▸ **Requirements**:
Output every entry exactly as written, but omit the pictures.

▸ **Supplied data**:
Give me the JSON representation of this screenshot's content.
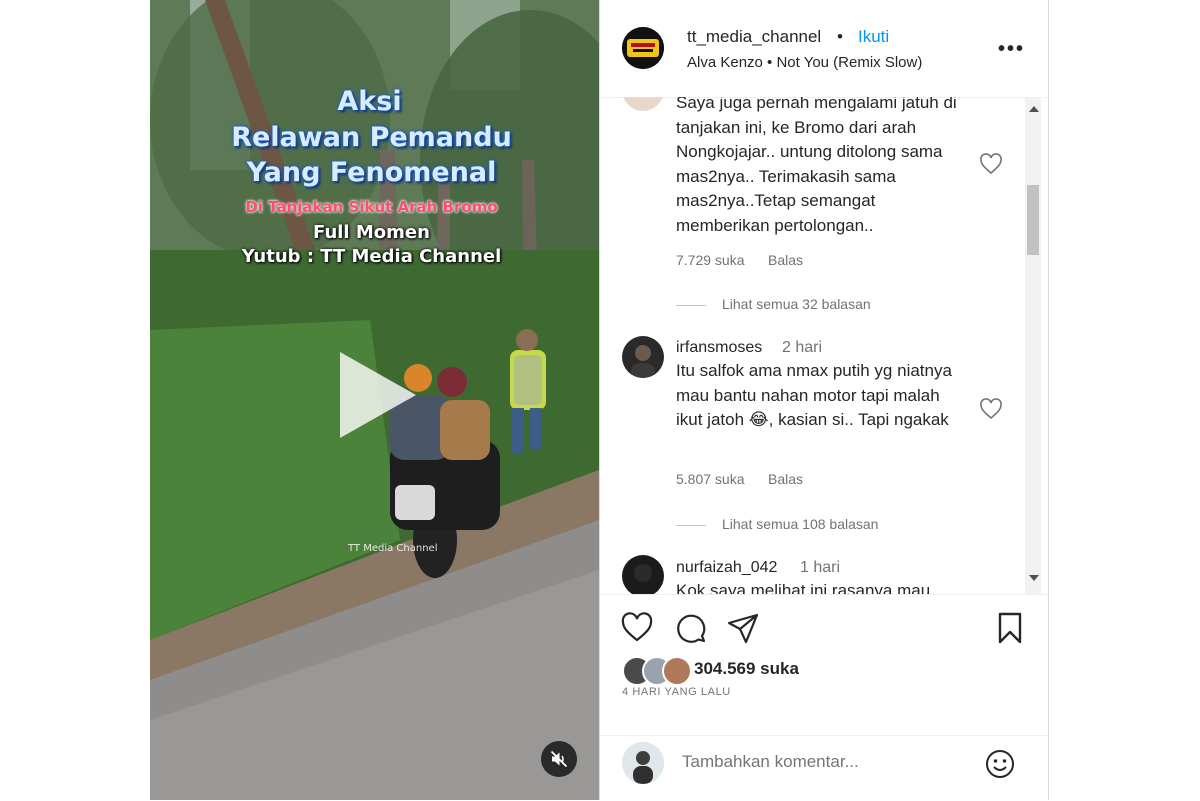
{
  "video": {
    "overlay_lines": [
      "Aksi",
      "Relawan Pemandu",
      "Yang Fenomenal",
      "Di Tanjakan Sikut Arah Bromo",
      "Full Momen",
      "Yutub : TT Media Channel"
    ],
    "watermark": "TT Media Channel",
    "play_icon": "play-icon",
    "mute_icon": "muted-speaker-icon"
  },
  "header": {
    "username": "tt_media_channel",
    "separator": "•",
    "follow_label": "Ikuti",
    "music": "Alva Kenzo • Not You (Remix Slow)",
    "more_label": "•••"
  },
  "comments": [
    {
      "username": "",
      "time": "",
      "text": "Saya juga pernah mengalami jatuh di tanjakan ini, ke Bromo dari arah Nongkojajar.. untung ditolong sama mas2nya.. Terimakasih sama mas2nya..Tetap semangat memberikan pertolongan..",
      "likes": "7.729 suka",
      "reply_label": "Balas",
      "view_replies": "Lihat semua 32 balasan"
    },
    {
      "username": "irfansmoses",
      "time": "2 hari",
      "text": "Itu salfok ama nmax putih yg niatnya mau bantu nahan motor tapi malah ikut jatoh 😂, kasian si.. Tapi ngakak",
      "likes": "5.807 suka",
      "reply_label": "Balas",
      "view_replies": "Lihat semua 108 balasan"
    },
    {
      "username": "nurfaizah_042",
      "time": "1 hari",
      "text": "Kok saya melihat ini rasanya mau",
      "likes": "",
      "reply_label": "",
      "view_replies": ""
    }
  ],
  "actions": {
    "like_icon": "heart-icon",
    "comment_icon": "comment-bubble-icon",
    "share_icon": "paper-plane-icon",
    "save_icon": "bookmark-icon",
    "likes_total": "304.569 suka",
    "posted_ago": "4 HARI YANG LALU"
  },
  "add_comment": {
    "placeholder": "Tambahkan komentar...",
    "emoji_icon": "smiley-icon"
  },
  "colors": {
    "follow_blue": "#0095f6",
    "muted_text": "#737373",
    "primary_text": "#262626"
  }
}
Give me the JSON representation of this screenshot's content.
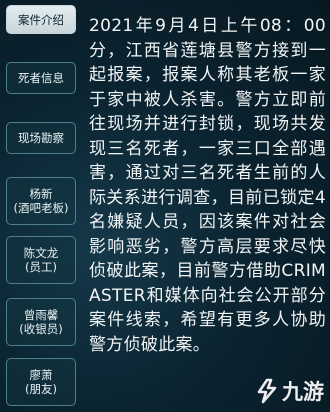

▸ **Completed exercise**:
Give me the JSON representation of this screenshot's content.
{
  "video": {
    "overlay_lines": [
      "Aksi",
      "Relawan Pemandu",
      "Yang Fenomenal",
      "Di Tanjakan Sikut Arah Bromo",
      "Full Momen",
      "Yutub : TT Media Channel"
    ],
    "watermark": "TT Media Channel",
    "play_icon": "play-icon",
    "mute_icon": "muted-speaker-icon"
  },
  "header": {
    "username": "tt_media_channel",
    "separator": "•",
    "follow_label": "Ikuti",
    "music": "Alva Kenzo • Not You (Remix Slow)",
    "more_label": "•••"
  },
  "comments": [
    {
      "username": "",
      "time": "",
      "text": "Saya juga pernah mengalami jatuh di tanjakan ini, ke Bromo dari arah Nongkojajar.. untung ditolong sama mas2nya.. Terimakasih sama mas2nya..Tetap semangat memberikan pertolongan..",
      "likes": "7.729 suka",
      "reply_label": "Balas",
      "view_replies": "Lihat semua 32 balasan"
    },
    {
      "username": "irfansmoses",
      "time": "2 hari",
      "text": "Itu salfok ama nmax putih yg niatnya mau bantu nahan motor tapi malah ikut jatoh 😂, kasian si.. Tapi ngakak",
      "likes": "5.807 suka",
      "reply_label": "Balas",
      "view_replies": "Lihat semua 108 balasan"
    },
    {
      "username": "nurfaizah_042",
      "time": "1 hari",
      "text": "Kok saya melihat ini rasanya mau",
      "likes": "",
      "reply_label": "",
      "view_replies": ""
    }
  ],
  "actions": {
    "like_icon": "heart-icon",
    "comment_icon": "comment-bubble-icon",
    "share_icon": "paper-plane-icon",
    "save_icon": "bookmark-icon",
    "likes_total": "304.569 suka",
    "posted_ago": "4 HARI YANG LALU"
  },
  "add_comment": {
    "placeholder": "Tambahkan komentar...",
    "emoji_icon": "smiley-icon"
  },
  "colors": {
    "follow_blue": "#0095f6",
    "muted_text": "#737373",
    "primary_text": "#262626"
  }
}
Give me the JSON representation of this screenshot's content.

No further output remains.